» **Request**
Identify the lines holding "filled" and copy them.

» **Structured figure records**
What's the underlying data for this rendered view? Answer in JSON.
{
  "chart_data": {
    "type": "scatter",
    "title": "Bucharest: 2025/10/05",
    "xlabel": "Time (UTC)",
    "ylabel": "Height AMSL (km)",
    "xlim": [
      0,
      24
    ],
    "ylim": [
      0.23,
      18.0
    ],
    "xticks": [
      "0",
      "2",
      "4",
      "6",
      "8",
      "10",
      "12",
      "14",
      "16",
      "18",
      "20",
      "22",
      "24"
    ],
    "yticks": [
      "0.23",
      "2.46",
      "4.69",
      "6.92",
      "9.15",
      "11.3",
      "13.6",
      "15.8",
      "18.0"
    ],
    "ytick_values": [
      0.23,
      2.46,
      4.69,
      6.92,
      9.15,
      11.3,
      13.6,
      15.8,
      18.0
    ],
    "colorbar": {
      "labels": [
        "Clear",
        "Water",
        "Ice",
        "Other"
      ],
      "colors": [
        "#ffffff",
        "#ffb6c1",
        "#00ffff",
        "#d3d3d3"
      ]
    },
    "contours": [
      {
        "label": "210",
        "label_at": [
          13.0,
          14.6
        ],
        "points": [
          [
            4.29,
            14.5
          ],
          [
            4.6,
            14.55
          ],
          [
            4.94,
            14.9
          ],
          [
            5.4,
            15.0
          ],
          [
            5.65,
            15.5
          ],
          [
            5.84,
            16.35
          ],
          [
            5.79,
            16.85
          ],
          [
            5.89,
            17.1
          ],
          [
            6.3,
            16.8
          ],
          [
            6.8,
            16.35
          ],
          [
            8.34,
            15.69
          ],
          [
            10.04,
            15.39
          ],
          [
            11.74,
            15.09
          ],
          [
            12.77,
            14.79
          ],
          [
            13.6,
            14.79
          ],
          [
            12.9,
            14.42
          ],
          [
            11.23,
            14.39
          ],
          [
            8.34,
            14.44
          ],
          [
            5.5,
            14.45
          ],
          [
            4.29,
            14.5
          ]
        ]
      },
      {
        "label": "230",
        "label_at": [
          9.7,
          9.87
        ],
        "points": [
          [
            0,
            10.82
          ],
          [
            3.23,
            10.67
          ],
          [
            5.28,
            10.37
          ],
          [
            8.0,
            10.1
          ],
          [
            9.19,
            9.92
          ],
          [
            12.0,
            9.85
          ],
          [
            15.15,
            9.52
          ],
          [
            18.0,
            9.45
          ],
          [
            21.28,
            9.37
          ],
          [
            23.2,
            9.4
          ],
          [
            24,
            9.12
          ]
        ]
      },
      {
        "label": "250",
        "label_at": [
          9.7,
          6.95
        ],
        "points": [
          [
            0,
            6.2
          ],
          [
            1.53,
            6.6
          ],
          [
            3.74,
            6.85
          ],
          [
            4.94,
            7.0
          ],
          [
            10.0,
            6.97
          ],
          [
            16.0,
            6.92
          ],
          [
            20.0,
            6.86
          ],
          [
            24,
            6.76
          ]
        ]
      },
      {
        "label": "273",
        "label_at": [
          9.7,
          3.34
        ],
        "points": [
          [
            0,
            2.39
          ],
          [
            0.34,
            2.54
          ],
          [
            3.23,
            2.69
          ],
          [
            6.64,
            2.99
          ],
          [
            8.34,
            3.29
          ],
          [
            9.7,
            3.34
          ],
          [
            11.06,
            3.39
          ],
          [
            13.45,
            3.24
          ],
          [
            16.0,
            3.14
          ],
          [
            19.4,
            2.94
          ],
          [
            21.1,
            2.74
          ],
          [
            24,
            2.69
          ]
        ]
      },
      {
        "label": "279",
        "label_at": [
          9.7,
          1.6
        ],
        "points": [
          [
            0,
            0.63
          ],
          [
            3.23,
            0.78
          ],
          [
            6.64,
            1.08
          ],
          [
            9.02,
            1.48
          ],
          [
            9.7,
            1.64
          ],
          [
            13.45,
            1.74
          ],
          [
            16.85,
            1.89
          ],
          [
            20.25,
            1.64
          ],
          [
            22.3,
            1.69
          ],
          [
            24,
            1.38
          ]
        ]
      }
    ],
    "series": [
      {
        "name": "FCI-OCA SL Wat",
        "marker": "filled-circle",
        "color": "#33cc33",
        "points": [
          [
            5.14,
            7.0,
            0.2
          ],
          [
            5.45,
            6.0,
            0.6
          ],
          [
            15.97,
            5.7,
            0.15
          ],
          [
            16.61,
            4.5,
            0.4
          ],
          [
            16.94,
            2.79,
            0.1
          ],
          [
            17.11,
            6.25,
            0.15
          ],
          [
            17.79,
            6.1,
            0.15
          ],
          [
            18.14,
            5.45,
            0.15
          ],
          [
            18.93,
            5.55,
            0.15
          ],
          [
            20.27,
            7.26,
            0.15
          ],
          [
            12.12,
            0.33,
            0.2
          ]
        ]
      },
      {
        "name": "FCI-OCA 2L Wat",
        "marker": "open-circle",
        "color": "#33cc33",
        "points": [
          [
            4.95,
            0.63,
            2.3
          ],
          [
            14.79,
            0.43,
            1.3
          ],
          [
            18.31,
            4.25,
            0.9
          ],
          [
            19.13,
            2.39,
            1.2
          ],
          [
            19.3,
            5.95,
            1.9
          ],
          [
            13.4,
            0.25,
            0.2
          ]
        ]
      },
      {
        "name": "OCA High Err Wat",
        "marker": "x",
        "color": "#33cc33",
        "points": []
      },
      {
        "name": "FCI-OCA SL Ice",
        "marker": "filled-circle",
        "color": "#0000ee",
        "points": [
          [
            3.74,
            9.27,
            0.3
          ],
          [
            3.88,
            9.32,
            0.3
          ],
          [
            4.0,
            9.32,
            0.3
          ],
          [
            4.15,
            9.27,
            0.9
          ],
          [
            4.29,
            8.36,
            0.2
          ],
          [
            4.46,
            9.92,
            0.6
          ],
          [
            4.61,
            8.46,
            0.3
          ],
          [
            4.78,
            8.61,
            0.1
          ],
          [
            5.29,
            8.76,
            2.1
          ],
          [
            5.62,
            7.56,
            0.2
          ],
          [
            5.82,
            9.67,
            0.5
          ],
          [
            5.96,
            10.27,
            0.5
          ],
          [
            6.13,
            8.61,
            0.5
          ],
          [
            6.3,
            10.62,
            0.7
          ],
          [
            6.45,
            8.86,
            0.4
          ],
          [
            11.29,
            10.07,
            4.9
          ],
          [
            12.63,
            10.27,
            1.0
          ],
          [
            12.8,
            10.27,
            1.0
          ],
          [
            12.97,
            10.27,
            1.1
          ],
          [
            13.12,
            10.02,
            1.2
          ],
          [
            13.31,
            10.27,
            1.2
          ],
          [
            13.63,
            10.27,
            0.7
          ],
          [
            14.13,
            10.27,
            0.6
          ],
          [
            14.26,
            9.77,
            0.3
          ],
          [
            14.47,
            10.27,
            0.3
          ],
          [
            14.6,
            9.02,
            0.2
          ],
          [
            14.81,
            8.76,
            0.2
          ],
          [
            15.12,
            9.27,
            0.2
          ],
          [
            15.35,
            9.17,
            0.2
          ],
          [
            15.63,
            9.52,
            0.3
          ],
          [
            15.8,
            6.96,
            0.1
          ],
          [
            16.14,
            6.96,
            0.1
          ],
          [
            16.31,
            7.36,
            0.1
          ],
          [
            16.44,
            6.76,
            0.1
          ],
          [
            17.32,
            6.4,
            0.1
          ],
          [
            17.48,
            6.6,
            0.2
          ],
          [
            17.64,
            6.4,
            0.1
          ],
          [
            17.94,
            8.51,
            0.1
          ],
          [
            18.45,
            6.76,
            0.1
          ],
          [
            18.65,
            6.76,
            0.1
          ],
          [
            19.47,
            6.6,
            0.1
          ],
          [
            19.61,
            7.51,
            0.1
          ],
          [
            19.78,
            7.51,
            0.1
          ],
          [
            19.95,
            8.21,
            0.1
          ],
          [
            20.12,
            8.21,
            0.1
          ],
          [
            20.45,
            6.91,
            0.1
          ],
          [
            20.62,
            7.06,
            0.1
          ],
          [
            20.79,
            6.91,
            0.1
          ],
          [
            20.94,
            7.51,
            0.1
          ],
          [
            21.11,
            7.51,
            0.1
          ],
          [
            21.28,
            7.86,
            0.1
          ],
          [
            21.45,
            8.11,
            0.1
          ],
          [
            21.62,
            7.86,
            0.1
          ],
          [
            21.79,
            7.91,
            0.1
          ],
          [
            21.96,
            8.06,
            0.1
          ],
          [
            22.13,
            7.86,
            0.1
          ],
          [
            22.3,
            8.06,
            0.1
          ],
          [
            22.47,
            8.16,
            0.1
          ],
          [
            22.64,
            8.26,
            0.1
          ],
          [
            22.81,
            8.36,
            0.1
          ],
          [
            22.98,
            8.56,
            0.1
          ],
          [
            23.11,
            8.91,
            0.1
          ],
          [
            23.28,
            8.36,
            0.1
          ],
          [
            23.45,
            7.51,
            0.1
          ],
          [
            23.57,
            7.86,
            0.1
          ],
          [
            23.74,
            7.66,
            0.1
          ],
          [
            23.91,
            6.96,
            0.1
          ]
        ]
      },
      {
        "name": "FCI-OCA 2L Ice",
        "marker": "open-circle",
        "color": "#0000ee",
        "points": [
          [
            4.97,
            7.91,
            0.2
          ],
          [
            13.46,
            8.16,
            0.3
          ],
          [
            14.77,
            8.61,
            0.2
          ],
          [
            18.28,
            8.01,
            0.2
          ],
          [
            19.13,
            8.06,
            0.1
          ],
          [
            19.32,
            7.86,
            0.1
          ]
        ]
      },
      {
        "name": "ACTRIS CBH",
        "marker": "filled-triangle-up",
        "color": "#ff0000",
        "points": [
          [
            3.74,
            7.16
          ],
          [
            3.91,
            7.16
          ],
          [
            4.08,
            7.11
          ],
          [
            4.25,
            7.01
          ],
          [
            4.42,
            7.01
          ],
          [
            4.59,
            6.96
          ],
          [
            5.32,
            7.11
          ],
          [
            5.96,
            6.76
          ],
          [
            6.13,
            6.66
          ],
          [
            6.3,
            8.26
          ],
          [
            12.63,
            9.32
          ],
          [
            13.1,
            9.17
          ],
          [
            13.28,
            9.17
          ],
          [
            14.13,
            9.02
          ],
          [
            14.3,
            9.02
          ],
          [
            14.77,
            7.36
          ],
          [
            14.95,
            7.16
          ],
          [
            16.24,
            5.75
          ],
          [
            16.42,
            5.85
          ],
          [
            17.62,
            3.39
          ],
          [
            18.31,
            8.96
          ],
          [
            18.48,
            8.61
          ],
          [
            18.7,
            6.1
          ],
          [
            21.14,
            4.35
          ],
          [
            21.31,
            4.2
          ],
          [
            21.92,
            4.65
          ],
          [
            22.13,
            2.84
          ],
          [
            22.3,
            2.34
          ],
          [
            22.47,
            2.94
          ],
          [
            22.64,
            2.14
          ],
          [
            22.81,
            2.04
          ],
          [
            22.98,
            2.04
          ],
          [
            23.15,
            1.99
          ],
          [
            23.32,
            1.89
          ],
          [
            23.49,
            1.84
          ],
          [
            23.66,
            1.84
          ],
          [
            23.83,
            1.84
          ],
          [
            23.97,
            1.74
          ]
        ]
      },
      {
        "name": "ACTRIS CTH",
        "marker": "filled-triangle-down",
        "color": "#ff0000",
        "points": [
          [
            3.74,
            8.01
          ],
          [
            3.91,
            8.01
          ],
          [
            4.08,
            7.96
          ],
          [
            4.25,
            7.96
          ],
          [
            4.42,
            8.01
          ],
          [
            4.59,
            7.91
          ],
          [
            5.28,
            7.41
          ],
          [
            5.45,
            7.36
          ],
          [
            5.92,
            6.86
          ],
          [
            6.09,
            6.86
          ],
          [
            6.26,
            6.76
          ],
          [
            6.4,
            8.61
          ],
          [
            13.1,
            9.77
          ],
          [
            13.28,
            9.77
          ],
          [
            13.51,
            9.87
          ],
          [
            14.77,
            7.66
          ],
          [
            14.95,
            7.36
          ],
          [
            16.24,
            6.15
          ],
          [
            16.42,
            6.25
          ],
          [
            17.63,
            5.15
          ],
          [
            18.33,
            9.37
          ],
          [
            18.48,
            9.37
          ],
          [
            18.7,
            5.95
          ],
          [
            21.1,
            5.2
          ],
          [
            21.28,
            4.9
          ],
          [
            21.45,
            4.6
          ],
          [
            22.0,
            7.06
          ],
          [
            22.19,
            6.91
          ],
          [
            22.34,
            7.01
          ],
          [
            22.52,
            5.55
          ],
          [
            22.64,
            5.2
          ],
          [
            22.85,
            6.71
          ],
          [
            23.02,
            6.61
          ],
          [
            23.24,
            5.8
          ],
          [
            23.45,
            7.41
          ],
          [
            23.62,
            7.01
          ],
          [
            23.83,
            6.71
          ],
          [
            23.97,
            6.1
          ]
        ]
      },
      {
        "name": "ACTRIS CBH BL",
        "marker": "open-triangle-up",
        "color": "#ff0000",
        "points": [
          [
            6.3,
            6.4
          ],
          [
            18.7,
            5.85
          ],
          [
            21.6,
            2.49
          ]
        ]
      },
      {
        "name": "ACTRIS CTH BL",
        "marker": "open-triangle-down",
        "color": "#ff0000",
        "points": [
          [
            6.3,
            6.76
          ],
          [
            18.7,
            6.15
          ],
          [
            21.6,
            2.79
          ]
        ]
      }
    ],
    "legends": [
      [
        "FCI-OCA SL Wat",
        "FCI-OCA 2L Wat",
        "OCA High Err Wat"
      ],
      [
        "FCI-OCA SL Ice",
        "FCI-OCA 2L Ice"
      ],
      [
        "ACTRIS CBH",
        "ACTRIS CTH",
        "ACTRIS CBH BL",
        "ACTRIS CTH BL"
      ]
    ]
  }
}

» **Completed task**
        "marker": "filled-circle",
        "marker": "filled-circle",
        "marker": "filled-triangle-up",
        "marker": "filled-triangle-down",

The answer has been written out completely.